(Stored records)
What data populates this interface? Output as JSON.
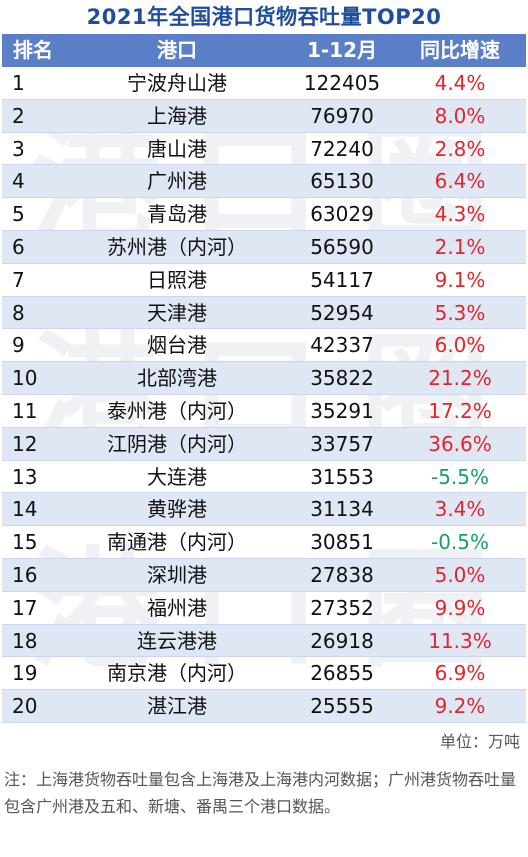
{
  "title": "2021年全国港口货物吞吐量TOP20",
  "headers": [
    "排名",
    "港口",
    "1-12月",
    "同比增速"
  ],
  "rows": [
    {
      "rank": "1",
      "port": "宁波舟山港",
      "value": "122405",
      "growth": "4.4%"
    },
    {
      "rank": "2",
      "port": "上海港",
      "value": "76970",
      "growth": "8.0%"
    },
    {
      "rank": "3",
      "port": "唐山港",
      "value": "72240",
      "growth": "2.8%"
    },
    {
      "rank": "4",
      "port": "广州港",
      "value": "65130",
      "growth": "6.4%"
    },
    {
      "rank": "5",
      "port": "青岛港",
      "value": "63029",
      "growth": "4.3%"
    },
    {
      "rank": "6",
      "port": "苏州港（内河）",
      "value": "56590",
      "growth": "2.1%"
    },
    {
      "rank": "7",
      "port": "日照港",
      "value": "54117",
      "growth": "9.1%"
    },
    {
      "rank": "8",
      "port": "天津港",
      "value": "52954",
      "growth": "5.3%"
    },
    {
      "rank": "9",
      "port": "烟台港",
      "value": "42337",
      "growth": "6.0%"
    },
    {
      "rank": "10",
      "port": "北部湾港",
      "value": "35822",
      "growth": "21.2%"
    },
    {
      "rank": "11",
      "port": "泰州港（内河）",
      "value": "35291",
      "growth": "17.2%"
    },
    {
      "rank": "12",
      "port": "江阴港（内河）",
      "value": "33757",
      "growth": "36.6%"
    },
    {
      "rank": "13",
      "port": "大连港",
      "value": "31553",
      "growth": "-5.5%"
    },
    {
      "rank": "14",
      "port": "黄骅港",
      "value": "31134",
      "growth": "3.4%"
    },
    {
      "rank": "15",
      "port": "南通港（内河）",
      "value": "30851",
      "growth": "-0.5%"
    },
    {
      "rank": "16",
      "port": "深圳港",
      "value": "27838",
      "growth": "5.0%"
    },
    {
      "rank": "17",
      "port": "福州港",
      "value": "27352",
      "growth": "9.9%"
    },
    {
      "rank": "18",
      "port": "连云港港",
      "value": "26918",
      "growth": "11.3%"
    },
    {
      "rank": "19",
      "port": "南京港（内河）",
      "value": "26855",
      "growth": "6.9%"
    },
    {
      "rank": "20",
      "port": "湛江港",
      "value": "25555",
      "growth": "9.2%"
    }
  ],
  "unit": "单位：万吨",
  "note": "注：上海港货物吞吐量包含上海港及上海港内河数据；广州港货物吞吐量包含广州港及五和、新塘、番禺三个港口数据。",
  "colors": {
    "title": "#1f4e9c",
    "header_bg": "#5b7fc7",
    "row_alt_bg": "#dfe7f5",
    "positive": "#e0262b",
    "negative": "#18a06a"
  },
  "watermark_chars": [
    "港",
    "口",
    "圈"
  ]
}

## [Description of the task]
Every entry should be returned exactly as written, minus the pictures.

## [Written solution]
What data populates this interface? Output as JSON.
{
  "title": "2021年全国港口货物吞吐量TOP20",
  "headers": [
    "排名",
    "港口",
    "1-12月",
    "同比增速"
  ],
  "rows": [
    {
      "rank": "1",
      "port": "宁波舟山港",
      "value": "122405",
      "growth": "4.4%"
    },
    {
      "rank": "2",
      "port": "上海港",
      "value": "76970",
      "growth": "8.0%"
    },
    {
      "rank": "3",
      "port": "唐山港",
      "value": "72240",
      "growth": "2.8%"
    },
    {
      "rank": "4",
      "port": "广州港",
      "value": "65130",
      "growth": "6.4%"
    },
    {
      "rank": "5",
      "port": "青岛港",
      "value": "63029",
      "growth": "4.3%"
    },
    {
      "rank": "6",
      "port": "苏州港（内河）",
      "value": "56590",
      "growth": "2.1%"
    },
    {
      "rank": "7",
      "port": "日照港",
      "value": "54117",
      "growth": "9.1%"
    },
    {
      "rank": "8",
      "port": "天津港",
      "value": "52954",
      "growth": "5.3%"
    },
    {
      "rank": "9",
      "port": "烟台港",
      "value": "42337",
      "growth": "6.0%"
    },
    {
      "rank": "10",
      "port": "北部湾港",
      "value": "35822",
      "growth": "21.2%"
    },
    {
      "rank": "11",
      "port": "泰州港（内河）",
      "value": "35291",
      "growth": "17.2%"
    },
    {
      "rank": "12",
      "port": "江阴港（内河）",
      "value": "33757",
      "growth": "36.6%"
    },
    {
      "rank": "13",
      "port": "大连港",
      "value": "31553",
      "growth": "-5.5%"
    },
    {
      "rank": "14",
      "port": "黄骅港",
      "value": "31134",
      "growth": "3.4%"
    },
    {
      "rank": "15",
      "port": "南通港（内河）",
      "value": "30851",
      "growth": "-0.5%"
    },
    {
      "rank": "16",
      "port": "深圳港",
      "value": "27838",
      "growth": "5.0%"
    },
    {
      "rank": "17",
      "port": "福州港",
      "value": "27352",
      "growth": "9.9%"
    },
    {
      "rank": "18",
      "port": "连云港港",
      "value": "26918",
      "growth": "11.3%"
    },
    {
      "rank": "19",
      "port": "南京港（内河）",
      "value": "26855",
      "growth": "6.9%"
    },
    {
      "rank": "20",
      "port": "湛江港",
      "value": "25555",
      "growth": "9.2%"
    }
  ],
  "unit": "单位：万吨",
  "note": "注：上海港货物吞吐量包含上海港及上海港内河数据；广州港货物吞吐量包含广州港及五和、新塘、番禺三个港口数据。",
  "colors": {
    "title": "#1f4e9c",
    "header_bg": "#5b7fc7",
    "row_alt_bg": "#dfe7f5",
    "positive": "#e0262b",
    "negative": "#18a06a"
  },
  "watermark_chars": [
    "港",
    "口",
    "圈"
  ]
}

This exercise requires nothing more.